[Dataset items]

+ + + + +

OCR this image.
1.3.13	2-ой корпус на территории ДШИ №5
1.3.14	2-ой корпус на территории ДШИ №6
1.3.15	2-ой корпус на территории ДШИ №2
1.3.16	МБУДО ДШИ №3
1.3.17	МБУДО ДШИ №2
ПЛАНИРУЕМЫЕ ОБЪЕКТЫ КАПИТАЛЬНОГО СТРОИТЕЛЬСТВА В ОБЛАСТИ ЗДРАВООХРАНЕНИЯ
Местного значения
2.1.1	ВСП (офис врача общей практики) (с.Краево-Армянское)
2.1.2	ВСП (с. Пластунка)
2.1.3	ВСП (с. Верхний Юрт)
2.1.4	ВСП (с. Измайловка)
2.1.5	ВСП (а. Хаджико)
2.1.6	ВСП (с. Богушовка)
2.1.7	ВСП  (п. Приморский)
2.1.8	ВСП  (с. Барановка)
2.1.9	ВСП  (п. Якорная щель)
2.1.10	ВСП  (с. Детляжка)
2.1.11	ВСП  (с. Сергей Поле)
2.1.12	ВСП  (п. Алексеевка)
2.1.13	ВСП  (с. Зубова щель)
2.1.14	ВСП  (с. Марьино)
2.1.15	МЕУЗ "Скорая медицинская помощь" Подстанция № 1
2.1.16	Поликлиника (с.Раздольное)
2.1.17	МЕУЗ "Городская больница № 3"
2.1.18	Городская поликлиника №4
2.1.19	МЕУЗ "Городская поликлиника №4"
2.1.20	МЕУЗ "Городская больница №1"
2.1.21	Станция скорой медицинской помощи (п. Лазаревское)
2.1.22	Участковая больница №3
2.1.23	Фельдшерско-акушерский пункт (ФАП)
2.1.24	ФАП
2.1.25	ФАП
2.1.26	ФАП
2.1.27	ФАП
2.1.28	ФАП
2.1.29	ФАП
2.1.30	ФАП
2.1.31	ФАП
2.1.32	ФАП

+ + + + +

* [Exercise requirements]:
Go through the records and gather the lines that hold "Городская".

* [Complete response]:
2.1.17	МЕУЗ "Городская больница № 3"
2.1.18	Городская поликлиника №4
2.1.19	МЕУЗ "Городская поликлиника №4"
2.1.20	МЕУЗ "Городская больница №1"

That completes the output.